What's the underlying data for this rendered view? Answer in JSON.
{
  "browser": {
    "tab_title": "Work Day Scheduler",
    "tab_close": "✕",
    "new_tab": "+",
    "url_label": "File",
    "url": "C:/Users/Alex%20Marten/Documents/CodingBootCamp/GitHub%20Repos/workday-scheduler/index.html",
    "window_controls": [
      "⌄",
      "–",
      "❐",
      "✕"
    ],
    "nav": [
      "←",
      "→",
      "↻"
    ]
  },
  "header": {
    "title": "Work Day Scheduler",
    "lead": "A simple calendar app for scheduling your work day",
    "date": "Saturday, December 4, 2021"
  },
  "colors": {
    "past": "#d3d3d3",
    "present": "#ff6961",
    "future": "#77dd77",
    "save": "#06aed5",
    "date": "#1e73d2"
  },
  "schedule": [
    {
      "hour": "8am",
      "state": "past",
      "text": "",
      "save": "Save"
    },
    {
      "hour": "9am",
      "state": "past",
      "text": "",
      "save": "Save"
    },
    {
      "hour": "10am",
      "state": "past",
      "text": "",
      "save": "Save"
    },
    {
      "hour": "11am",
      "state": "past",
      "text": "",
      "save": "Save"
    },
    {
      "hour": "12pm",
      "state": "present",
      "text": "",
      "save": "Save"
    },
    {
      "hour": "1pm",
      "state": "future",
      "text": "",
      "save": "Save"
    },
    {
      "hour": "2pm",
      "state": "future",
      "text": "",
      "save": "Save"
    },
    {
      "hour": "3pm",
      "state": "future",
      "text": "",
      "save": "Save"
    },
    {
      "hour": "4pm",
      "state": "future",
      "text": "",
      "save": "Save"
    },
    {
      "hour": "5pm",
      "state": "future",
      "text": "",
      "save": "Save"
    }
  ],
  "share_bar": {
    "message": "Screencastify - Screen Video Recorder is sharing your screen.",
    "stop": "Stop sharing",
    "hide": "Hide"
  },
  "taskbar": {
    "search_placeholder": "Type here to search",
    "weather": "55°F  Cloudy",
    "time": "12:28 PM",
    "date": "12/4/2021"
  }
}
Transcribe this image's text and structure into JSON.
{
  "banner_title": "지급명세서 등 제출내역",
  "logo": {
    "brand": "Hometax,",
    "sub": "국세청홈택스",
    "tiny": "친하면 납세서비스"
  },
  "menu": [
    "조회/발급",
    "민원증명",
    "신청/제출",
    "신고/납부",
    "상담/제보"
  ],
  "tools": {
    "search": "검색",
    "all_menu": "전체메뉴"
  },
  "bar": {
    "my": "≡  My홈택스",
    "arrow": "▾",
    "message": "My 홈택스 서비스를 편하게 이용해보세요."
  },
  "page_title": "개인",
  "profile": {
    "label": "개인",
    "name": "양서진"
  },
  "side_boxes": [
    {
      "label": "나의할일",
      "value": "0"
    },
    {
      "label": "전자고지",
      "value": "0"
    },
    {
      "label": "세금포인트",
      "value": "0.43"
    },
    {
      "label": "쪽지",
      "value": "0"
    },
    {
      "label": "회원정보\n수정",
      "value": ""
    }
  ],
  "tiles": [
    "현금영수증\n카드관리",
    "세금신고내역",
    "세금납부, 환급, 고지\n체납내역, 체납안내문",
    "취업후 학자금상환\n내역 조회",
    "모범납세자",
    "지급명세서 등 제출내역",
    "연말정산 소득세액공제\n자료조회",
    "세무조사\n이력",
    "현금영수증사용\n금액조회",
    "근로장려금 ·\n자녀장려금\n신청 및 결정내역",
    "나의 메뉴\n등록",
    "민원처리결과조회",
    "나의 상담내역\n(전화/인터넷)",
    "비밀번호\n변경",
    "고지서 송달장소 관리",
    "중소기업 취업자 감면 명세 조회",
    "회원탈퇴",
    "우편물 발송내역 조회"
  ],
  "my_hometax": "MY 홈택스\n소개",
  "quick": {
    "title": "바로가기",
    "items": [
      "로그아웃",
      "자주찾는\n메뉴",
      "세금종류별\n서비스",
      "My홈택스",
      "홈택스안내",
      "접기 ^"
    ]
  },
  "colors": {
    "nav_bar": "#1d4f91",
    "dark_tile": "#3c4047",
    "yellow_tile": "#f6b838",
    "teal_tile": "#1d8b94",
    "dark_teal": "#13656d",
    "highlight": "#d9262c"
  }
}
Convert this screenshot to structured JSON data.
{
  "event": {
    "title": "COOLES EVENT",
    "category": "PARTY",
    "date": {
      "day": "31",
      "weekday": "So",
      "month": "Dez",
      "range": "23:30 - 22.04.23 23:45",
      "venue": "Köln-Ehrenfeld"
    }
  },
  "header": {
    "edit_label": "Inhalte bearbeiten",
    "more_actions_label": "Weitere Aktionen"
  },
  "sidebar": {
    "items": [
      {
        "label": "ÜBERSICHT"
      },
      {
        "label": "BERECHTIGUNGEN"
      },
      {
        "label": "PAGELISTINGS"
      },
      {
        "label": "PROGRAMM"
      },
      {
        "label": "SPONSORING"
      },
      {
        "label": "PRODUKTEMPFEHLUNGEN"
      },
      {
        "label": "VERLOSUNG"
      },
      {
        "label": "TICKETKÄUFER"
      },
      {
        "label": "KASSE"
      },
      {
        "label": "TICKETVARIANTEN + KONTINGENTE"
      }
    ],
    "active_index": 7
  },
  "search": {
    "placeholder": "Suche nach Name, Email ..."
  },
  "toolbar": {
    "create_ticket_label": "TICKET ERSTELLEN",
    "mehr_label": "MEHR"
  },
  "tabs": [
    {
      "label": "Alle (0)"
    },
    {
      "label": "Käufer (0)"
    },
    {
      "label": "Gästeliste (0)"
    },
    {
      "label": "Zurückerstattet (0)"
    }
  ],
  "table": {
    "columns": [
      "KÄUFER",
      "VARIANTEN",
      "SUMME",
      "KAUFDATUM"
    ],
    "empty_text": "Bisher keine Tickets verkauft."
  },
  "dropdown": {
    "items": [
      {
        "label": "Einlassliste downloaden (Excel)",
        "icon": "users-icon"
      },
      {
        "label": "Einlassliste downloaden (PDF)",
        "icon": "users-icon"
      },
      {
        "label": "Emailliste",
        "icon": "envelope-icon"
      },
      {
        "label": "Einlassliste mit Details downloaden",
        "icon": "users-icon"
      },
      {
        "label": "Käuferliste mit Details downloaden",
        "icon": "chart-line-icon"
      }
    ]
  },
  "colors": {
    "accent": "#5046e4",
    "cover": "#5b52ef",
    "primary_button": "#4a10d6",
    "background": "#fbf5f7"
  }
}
____________
## [GOAL]
Repeat the listing above without any change.

## [CORRECT OUTPUT]
What's the underlying data for this rendered view? Answer in JSON.
{
  "browser": {
    "tab_title": "Work Day Scheduler",
    "tab_close": "✕",
    "new_tab": "+",
    "url_label": "File",
    "url": "C:/Users/Alex%20Marten/Documents/CodingBootCamp/GitHub%20Repos/workday-scheduler/index.html",
    "window_controls": [
      "⌄",
      "–",
      "❐",
      "✕"
    ],
    "nav": [
      "←",
      "→",
      "↻"
    ]
  },
  "header": {
    "title": "Work Day Scheduler",
    "lead": "A simple calendar app for scheduling your work day",
    "date": "Saturday, December 4, 2021"
  },
  "colors": {
    "past": "#d3d3d3",
    "present": "#ff6961",
    "future": "#77dd77",
    "save": "#06aed5",
    "date": "#1e73d2"
  },
  "schedule": [
    {
      "hour": "8am",
      "state": "past",
      "text": "",
      "save": "Save"
    },
    {
      "hour": "9am",
      "state": "past",
      "text": "",
      "save": "Save"
    },
    {
      "hour": "10am",
      "state": "past",
      "text": "",
      "save": "Save"
    },
    {
      "hour": "11am",
      "state": "past",
      "text": "",
      "save": "Save"
    },
    {
      "hour": "12pm",
      "state": "present",
      "text": "",
      "save": "Save"
    },
    {
      "hour": "1pm",
      "state": "future",
      "text": "",
      "save": "Save"
    },
    {
      "hour": "2pm",
      "state": "future",
      "text": "",
      "save": "Save"
    },
    {
      "hour": "3pm",
      "state": "future",
      "text": "",
      "save": "Save"
    },
    {
      "hour": "4pm",
      "state": "future",
      "text": "",
      "save": "Save"
    },
    {
      "hour": "5pm",
      "state": "future",
      "text": "",
      "save": "Save"
    }
  ],
  "share_bar": {
    "message": "Screencastify - Screen Video Recorder is sharing your screen.",
    "stop": "Stop sharing",
    "hide": "Hide"
  },
  "taskbar": {
    "search_placeholder": "Type here to search",
    "weather": "55°F  Cloudy",
    "time": "12:28 PM",
    "date": "12/4/2021"
  }
}
Transcribe this image's text and structure into JSON.
{
  "banner_title": "지급명세서 등 제출내역",
  "logo": {
    "brand": "Hometax,",
    "sub": "국세청홈택스",
    "tiny": "친하면 납세서비스"
  },
  "menu": [
    "조회/발급",
    "민원증명",
    "신청/제출",
    "신고/납부",
    "상담/제보"
  ],
  "tools": {
    "search": "검색",
    "all_menu": "전체메뉴"
  },
  "bar": {
    "my": "≡  My홈택스",
    "arrow": "▾",
    "message": "My 홈택스 서비스를 편하게 이용해보세요."
  },
  "page_title": "개인",
  "profile": {
    "label": "개인",
    "name": "양서진"
  },
  "side_boxes": [
    {
      "label": "나의할일",
      "value": "0"
    },
    {
      "label": "전자고지",
      "value": "0"
    },
    {
      "label": "세금포인트",
      "value": "0.43"
    },
    {
      "label": "쪽지",
      "value": "0"
    },
    {
      "label": "회원정보\n수정",
      "value": ""
    }
  ],
  "tiles": [
    "현금영수증\n카드관리",
    "세금신고내역",
    "세금납부, 환급, 고지\n체납내역, 체납안내문",
    "취업후 학자금상환\n내역 조회",
    "모범납세자",
    "지급명세서 등 제출내역",
    "연말정산 소득세액공제\n자료조회",
    "세무조사\n이력",
    "현금영수증사용\n금액조회",
    "근로장려금 ·\n자녀장려금\n신청 및 결정내역",
    "나의 메뉴\n등록",
    "민원처리결과조회",
    "나의 상담내역\n(전화/인터넷)",
    "비밀번호\n변경",
    "고지서 송달장소 관리",
    "중소기업 취업자 감면 명세 조회",
    "회원탈퇴",
    "우편물 발송내역 조회"
  ],
  "my_hometax": "MY 홈택스\n소개",
  "quick": {
    "title": "바로가기",
    "items": [
      "로그아웃",
      "자주찾는\n메뉴",
      "세금종류별\n서비스",
      "My홈택스",
      "홈택스안내",
      "접기 ^"
    ]
  },
  "colors": {
    "nav_bar": "#1d4f91",
    "dark_tile": "#3c4047",
    "yellow_tile": "#f6b838",
    "teal_tile": "#1d8b94",
    "dark_teal": "#13656d",
    "highlight": "#d9262c"
  }
}
Convert this screenshot to structured JSON data.
{
  "event": {
    "title": "COOLES EVENT",
    "category": "PARTY",
    "date": {
      "day": "31",
      "weekday": "So",
      "month": "Dez",
      "range": "23:30 - 22.04.23 23:45",
      "venue": "Köln-Ehrenfeld"
    }
  },
  "header": {
    "edit_label": "Inhalte bearbeiten",
    "more_actions_label": "Weitere Aktionen"
  },
  "sidebar": {
    "items": [
      {
        "label": "ÜBERSICHT"
      },
      {
        "label": "BERECHTIGUNGEN"
      },
      {
        "label": "PAGELISTINGS"
      },
      {
        "label": "PROGRAMM"
      },
      {
        "label": "SPONSORING"
      },
      {
        "label": "PRODUKTEMPFEHLUNGEN"
      },
      {
        "label": "VERLOSUNG"
      },
      {
        "label": "TICKETKÄUFER"
      },
      {
        "label": "KASSE"
      },
      {
        "label": "TICKETVARIANTEN + KONTINGENTE"
      }
    ],
    "active_index": 7
  },
  "search": {
    "placeholder": "Suche nach Name, Email ..."
  },
  "toolbar": {
    "create_ticket_label": "TICKET ERSTELLEN",
    "mehr_label": "MEHR"
  },
  "tabs": [
    {
      "label": "Alle (0)"
    },
    {
      "label": "Käufer (0)"
    },
    {
      "label": "Gästeliste (0)"
    },
    {
      "label": "Zurückerstattet (0)"
    }
  ],
  "table": {
    "columns": [
      "KÄUFER",
      "VARIANTEN",
      "SUMME",
      "KAUFDATUM"
    ],
    "empty_text": "Bisher keine Tickets verkauft."
  },
  "dropdown": {
    "items": [
      {
        "label": "Einlassliste downloaden (Excel)",
        "icon": "users-icon"
      },
      {
        "label": "Einlassliste downloaden (PDF)",
        "icon": "users-icon"
      },
      {
        "label": "Emailliste",
        "icon": "envelope-icon"
      },
      {
        "label": "Einlassliste mit Details downloaden",
        "icon": "users-icon"
      },
      {
        "label": "Käuferliste mit Details downloaden",
        "icon": "chart-line-icon"
      }
    ]
  },
  "colors": {
    "accent": "#5046e4",
    "cover": "#5b52ef",
    "primary_button": "#4a10d6",
    "background": "#fbf5f7"
  }
}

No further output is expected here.